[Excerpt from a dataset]
○ ○ ○ ○
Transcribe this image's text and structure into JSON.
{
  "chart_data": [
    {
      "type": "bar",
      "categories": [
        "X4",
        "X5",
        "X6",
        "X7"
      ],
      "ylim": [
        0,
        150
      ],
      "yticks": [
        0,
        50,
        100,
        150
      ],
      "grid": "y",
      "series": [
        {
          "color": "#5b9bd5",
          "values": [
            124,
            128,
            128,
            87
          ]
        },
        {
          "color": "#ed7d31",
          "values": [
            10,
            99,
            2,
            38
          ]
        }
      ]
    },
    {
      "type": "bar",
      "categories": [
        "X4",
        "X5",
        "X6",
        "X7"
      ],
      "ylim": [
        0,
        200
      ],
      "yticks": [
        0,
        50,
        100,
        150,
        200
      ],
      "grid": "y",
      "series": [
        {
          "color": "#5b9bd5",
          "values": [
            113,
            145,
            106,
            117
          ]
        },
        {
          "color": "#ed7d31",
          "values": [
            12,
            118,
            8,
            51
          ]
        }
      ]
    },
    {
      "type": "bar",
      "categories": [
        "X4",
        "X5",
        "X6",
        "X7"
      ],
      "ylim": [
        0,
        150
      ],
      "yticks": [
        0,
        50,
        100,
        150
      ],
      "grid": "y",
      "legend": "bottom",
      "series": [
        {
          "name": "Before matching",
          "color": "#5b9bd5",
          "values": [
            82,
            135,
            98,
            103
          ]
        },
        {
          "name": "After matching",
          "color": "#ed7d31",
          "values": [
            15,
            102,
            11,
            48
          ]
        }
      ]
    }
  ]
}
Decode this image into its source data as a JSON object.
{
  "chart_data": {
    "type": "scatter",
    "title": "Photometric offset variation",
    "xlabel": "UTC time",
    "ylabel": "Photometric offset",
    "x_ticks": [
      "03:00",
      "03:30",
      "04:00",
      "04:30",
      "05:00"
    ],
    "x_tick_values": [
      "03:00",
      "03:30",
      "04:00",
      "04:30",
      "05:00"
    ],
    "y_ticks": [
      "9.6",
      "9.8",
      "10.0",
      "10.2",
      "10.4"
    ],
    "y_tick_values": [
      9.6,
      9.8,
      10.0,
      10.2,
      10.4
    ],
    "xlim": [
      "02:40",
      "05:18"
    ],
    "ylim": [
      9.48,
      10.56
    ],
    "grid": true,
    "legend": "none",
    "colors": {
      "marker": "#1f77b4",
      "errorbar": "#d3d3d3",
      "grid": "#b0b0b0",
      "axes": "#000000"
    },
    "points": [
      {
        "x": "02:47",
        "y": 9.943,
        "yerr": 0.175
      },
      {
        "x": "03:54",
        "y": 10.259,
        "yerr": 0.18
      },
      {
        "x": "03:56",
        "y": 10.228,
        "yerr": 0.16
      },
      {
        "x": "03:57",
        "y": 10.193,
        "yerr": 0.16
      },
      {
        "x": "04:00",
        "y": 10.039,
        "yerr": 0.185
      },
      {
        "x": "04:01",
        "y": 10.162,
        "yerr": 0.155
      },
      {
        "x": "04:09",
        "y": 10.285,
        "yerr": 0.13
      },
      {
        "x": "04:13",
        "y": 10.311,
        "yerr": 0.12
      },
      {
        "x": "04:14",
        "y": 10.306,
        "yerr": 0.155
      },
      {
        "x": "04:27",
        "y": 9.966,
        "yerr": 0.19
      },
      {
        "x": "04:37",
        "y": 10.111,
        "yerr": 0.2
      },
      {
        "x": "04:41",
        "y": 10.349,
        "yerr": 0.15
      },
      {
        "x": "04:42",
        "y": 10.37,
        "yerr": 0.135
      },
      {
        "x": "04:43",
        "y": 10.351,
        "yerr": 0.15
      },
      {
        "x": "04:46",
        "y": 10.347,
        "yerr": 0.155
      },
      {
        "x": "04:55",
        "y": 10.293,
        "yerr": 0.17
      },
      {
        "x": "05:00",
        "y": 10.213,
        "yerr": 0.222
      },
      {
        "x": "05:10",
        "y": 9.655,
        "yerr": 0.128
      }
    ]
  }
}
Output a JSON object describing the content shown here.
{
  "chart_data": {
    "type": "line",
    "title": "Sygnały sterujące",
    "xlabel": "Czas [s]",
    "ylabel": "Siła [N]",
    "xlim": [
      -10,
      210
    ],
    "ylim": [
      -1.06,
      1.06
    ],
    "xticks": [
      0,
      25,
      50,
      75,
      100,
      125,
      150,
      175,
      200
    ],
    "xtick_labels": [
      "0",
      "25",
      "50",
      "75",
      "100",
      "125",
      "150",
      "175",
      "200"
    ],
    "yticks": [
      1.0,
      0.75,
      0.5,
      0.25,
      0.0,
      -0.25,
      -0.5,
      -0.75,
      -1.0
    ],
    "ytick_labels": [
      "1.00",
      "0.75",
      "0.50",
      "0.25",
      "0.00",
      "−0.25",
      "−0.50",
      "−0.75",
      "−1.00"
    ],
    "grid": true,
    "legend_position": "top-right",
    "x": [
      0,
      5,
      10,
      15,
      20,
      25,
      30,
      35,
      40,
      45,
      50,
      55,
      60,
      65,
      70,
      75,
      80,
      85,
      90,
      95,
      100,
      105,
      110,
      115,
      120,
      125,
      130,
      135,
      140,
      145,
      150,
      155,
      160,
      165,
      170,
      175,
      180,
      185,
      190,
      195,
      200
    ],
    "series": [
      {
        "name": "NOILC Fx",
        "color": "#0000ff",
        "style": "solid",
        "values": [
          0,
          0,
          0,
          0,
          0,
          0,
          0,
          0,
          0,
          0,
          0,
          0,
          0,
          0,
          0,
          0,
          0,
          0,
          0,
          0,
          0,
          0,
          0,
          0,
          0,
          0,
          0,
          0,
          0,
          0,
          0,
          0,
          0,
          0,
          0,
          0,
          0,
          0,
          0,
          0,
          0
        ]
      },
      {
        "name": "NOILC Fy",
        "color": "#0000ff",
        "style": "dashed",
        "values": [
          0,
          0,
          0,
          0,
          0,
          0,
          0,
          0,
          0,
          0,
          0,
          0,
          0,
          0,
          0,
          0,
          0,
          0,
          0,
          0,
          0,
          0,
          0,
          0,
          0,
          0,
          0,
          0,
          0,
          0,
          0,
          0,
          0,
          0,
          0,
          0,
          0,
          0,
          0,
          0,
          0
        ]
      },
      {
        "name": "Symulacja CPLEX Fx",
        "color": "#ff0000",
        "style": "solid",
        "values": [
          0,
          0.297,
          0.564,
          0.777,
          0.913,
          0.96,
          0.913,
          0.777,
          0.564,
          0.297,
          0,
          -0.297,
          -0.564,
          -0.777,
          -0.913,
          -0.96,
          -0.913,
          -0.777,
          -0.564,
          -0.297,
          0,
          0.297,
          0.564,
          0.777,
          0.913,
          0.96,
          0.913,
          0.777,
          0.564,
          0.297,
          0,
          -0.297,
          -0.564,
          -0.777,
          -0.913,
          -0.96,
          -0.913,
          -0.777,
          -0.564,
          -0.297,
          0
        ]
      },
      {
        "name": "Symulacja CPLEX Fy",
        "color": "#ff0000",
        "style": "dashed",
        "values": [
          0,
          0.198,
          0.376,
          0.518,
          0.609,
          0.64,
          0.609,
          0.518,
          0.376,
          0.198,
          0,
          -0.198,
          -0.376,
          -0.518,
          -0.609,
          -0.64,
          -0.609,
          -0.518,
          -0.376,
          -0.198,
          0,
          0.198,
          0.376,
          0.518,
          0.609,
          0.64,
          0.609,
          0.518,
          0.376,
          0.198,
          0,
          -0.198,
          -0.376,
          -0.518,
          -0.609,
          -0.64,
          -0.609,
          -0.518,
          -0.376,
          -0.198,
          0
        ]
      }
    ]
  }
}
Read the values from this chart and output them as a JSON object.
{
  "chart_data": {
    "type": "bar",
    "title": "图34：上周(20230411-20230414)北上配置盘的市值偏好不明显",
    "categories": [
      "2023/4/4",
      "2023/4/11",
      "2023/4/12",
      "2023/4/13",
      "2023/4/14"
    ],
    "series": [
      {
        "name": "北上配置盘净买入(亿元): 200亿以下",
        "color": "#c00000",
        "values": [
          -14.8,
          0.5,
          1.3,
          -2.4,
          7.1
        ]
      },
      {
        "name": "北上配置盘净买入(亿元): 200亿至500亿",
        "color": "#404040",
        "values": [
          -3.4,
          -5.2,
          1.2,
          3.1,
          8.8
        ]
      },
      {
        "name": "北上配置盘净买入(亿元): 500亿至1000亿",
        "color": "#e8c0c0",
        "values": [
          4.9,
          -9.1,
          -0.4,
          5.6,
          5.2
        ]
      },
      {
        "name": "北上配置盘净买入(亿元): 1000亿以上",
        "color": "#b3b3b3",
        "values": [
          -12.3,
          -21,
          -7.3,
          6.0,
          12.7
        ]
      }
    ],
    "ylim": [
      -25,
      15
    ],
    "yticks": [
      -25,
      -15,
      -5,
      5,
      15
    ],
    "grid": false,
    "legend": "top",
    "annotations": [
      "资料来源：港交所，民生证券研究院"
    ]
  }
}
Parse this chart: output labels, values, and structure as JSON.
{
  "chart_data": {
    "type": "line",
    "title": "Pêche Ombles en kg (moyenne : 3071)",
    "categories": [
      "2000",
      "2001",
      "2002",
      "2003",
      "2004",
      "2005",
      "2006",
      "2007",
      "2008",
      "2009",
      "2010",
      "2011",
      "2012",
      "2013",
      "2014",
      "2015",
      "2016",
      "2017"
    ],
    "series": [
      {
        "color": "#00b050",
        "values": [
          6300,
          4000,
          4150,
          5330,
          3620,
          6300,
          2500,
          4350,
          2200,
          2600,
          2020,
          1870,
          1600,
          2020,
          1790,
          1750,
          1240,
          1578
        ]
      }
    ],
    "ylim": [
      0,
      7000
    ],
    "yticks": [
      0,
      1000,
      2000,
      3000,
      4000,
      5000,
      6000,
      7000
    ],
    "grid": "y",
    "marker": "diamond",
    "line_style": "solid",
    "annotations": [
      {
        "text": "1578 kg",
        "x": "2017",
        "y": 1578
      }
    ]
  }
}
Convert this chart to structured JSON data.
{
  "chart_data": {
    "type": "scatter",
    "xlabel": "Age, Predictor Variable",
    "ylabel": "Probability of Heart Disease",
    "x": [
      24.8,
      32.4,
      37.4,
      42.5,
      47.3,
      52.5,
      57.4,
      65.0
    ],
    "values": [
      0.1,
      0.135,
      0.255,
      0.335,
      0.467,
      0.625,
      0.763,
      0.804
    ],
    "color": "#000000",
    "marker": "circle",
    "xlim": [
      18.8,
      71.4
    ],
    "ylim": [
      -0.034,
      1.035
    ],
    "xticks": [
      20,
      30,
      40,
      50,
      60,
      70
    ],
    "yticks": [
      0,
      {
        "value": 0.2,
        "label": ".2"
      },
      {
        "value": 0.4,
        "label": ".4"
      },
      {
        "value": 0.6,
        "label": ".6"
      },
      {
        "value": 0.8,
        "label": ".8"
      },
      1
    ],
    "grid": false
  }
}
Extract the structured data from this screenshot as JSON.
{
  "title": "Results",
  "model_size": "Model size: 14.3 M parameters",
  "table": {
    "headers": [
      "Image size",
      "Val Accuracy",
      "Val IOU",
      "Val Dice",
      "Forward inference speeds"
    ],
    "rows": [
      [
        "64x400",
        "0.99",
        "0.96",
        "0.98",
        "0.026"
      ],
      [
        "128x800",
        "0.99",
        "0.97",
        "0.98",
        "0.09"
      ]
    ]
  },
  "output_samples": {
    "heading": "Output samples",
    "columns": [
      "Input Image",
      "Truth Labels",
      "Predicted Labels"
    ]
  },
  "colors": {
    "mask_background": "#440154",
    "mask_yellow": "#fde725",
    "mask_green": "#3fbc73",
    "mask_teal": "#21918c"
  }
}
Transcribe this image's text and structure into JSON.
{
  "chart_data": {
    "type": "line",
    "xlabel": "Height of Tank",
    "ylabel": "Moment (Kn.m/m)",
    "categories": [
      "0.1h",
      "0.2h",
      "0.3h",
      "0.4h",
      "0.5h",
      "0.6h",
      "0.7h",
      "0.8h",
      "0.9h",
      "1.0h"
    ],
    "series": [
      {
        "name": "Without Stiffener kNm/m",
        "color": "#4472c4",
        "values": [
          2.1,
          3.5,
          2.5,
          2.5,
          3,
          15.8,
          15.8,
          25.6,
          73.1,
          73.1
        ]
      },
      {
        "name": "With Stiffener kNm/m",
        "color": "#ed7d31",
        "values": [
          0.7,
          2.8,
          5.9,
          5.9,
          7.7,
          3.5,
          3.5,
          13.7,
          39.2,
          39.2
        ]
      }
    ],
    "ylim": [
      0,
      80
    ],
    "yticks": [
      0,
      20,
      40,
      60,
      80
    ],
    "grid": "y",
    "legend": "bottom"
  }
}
○ ○ ○ ○
Stated exercise: Copy out all lines that carry the word "marker".

Answer to this exercise:
      "marker": "#1f77b4",
    "marker": "diamond",
    "marker": "circle",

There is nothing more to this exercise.